> **Work required**
Filter the entries and keep only the lines where the string "else" appears.

— Begin Extracted information —

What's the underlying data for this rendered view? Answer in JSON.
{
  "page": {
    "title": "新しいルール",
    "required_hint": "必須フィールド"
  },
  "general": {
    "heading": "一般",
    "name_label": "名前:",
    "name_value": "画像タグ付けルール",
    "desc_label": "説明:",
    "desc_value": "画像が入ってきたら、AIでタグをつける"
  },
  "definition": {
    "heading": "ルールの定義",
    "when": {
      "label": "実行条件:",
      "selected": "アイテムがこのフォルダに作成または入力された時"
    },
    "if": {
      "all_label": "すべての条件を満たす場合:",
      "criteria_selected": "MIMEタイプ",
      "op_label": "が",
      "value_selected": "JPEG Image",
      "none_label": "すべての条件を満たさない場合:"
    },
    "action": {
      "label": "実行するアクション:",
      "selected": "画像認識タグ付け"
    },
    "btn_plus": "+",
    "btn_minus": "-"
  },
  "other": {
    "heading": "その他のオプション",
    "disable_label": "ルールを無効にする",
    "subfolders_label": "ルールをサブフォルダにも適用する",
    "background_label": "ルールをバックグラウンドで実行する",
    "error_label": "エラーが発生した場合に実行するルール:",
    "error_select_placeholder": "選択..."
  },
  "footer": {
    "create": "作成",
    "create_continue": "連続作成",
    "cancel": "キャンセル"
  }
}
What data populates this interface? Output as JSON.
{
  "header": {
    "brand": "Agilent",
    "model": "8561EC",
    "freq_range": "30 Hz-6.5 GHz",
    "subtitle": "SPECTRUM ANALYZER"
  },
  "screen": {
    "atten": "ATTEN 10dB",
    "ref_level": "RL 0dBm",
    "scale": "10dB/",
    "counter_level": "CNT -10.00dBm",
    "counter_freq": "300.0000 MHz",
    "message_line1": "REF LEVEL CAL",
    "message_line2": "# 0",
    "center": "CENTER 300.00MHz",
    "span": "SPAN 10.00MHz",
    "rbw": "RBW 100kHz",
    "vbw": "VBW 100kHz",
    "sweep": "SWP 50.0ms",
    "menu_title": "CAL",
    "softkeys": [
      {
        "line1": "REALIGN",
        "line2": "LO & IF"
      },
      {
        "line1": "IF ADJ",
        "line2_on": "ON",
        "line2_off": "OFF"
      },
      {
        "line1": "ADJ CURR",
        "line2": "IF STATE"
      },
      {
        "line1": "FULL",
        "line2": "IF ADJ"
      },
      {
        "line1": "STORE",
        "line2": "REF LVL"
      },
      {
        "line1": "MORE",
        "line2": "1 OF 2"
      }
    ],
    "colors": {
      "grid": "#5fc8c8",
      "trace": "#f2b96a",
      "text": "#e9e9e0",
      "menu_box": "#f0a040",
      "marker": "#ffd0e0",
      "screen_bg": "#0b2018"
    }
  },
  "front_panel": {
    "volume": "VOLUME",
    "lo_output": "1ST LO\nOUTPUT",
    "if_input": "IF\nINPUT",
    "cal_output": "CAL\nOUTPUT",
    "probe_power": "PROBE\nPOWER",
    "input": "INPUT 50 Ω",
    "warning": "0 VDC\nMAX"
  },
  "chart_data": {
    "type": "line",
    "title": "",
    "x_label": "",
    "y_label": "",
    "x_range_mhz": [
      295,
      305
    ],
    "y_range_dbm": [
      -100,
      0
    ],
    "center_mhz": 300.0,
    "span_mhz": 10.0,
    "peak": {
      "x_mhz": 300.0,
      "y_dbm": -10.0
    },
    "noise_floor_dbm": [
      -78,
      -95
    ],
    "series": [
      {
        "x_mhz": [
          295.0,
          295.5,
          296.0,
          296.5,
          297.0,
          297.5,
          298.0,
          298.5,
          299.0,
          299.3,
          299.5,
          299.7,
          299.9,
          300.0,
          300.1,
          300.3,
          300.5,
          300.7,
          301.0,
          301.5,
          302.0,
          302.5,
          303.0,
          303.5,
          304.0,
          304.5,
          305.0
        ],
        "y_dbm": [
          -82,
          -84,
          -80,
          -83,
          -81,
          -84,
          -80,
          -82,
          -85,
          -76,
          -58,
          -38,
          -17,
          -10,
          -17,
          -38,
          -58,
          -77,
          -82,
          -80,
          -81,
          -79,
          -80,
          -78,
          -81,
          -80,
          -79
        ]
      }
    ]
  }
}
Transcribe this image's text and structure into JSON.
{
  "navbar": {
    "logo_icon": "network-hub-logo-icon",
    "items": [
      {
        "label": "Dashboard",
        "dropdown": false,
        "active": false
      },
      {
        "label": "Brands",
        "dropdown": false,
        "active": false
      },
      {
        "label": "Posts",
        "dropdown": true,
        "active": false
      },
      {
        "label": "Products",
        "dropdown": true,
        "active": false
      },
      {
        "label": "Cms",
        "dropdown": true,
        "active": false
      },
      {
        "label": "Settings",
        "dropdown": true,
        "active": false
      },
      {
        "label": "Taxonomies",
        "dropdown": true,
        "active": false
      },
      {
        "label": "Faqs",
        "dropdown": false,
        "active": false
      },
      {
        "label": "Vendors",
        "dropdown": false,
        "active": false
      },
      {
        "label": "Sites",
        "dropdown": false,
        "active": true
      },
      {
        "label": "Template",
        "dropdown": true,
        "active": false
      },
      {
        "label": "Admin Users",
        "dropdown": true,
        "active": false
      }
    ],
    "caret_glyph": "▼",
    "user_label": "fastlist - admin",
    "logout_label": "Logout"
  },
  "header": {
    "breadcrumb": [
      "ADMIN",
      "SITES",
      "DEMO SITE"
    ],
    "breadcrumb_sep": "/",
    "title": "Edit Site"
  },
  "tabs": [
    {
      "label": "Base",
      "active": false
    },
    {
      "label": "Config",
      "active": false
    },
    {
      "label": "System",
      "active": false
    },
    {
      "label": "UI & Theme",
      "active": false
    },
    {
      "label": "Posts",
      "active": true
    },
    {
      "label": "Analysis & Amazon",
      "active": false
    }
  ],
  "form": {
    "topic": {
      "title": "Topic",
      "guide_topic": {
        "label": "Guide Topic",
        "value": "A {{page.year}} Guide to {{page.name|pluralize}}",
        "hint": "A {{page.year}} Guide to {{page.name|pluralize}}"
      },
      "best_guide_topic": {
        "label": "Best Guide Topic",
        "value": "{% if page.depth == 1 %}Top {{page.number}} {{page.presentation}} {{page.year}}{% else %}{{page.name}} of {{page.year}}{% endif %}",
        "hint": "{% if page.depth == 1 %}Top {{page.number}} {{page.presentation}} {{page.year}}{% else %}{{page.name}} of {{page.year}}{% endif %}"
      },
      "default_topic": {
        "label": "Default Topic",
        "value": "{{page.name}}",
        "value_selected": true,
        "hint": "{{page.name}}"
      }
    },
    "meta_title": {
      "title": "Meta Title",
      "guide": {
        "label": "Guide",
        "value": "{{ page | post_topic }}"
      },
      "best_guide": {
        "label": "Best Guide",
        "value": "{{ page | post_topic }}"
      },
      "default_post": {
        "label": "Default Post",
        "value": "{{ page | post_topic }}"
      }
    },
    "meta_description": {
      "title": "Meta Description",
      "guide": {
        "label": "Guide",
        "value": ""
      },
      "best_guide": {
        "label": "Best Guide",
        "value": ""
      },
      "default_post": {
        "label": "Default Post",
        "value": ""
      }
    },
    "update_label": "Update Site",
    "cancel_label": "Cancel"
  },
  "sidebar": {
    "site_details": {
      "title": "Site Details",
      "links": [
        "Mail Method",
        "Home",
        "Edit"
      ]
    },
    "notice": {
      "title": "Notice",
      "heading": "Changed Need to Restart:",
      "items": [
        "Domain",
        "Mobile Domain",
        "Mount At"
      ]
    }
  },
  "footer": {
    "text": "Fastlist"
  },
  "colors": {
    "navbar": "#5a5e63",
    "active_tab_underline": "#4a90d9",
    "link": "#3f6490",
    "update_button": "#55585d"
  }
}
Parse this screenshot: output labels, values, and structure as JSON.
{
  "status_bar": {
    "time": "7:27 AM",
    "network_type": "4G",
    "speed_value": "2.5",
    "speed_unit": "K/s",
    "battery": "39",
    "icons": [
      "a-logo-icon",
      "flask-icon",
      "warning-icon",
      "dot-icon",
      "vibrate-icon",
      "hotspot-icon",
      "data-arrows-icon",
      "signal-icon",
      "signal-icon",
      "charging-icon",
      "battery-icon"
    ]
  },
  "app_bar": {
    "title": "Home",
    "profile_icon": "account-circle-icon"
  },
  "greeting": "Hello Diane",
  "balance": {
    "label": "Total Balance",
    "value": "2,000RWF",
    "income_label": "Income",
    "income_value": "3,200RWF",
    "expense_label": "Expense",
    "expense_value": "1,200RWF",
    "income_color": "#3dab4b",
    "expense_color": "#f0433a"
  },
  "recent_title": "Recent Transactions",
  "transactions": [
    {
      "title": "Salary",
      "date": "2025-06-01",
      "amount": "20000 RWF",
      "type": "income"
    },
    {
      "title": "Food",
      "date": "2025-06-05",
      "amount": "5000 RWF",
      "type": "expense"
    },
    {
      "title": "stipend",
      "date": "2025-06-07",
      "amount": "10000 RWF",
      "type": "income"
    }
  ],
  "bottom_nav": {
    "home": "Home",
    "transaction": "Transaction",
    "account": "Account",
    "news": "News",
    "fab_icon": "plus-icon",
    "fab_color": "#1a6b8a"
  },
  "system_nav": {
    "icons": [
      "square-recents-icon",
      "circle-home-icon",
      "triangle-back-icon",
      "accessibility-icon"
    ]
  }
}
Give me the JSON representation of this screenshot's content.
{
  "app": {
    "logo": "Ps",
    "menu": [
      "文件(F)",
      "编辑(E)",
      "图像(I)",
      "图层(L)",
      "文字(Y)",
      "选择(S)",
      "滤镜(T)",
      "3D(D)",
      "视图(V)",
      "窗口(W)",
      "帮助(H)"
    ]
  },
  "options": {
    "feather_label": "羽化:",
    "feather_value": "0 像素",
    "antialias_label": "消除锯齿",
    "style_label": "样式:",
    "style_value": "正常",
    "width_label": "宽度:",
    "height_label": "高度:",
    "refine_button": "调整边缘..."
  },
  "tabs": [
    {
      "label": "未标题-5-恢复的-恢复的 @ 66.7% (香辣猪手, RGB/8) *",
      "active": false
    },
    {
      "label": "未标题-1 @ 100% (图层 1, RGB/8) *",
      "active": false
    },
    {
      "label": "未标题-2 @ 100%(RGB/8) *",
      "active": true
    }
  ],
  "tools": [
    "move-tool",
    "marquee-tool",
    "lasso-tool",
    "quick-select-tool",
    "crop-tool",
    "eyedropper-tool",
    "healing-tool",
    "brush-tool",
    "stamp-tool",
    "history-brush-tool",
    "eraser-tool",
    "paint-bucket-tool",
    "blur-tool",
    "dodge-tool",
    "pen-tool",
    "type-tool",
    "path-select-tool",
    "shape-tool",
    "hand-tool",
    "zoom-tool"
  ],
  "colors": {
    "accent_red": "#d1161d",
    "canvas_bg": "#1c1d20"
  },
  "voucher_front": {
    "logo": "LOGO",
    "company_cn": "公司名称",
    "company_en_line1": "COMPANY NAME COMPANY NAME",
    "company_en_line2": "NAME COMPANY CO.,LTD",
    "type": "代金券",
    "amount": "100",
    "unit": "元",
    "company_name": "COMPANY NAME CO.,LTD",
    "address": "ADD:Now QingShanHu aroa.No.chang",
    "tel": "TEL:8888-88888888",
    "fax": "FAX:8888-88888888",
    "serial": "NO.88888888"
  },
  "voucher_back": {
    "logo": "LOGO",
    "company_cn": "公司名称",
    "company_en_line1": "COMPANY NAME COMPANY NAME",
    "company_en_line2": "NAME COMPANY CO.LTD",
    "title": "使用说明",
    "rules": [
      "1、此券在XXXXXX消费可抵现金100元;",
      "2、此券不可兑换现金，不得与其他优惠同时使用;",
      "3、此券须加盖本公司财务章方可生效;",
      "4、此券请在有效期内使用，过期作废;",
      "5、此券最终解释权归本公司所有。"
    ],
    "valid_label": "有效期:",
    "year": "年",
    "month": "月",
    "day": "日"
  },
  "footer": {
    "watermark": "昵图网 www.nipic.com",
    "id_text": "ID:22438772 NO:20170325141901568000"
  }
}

— End Extracted information —

> **Solution for this task**
        "value": "{% if page.depth == 1 %}Top {{page.number}} {{page.presentation}} {{page.year}}{% else %}{{page.name}} of {{page.year}}{% endif %}",
        "hint": "{% if page.depth == 1 %}Top {{page.number}} {{page.presentation}} {{page.year}}{% else %}{{page.name}} of {{page.year}}{% endif %}"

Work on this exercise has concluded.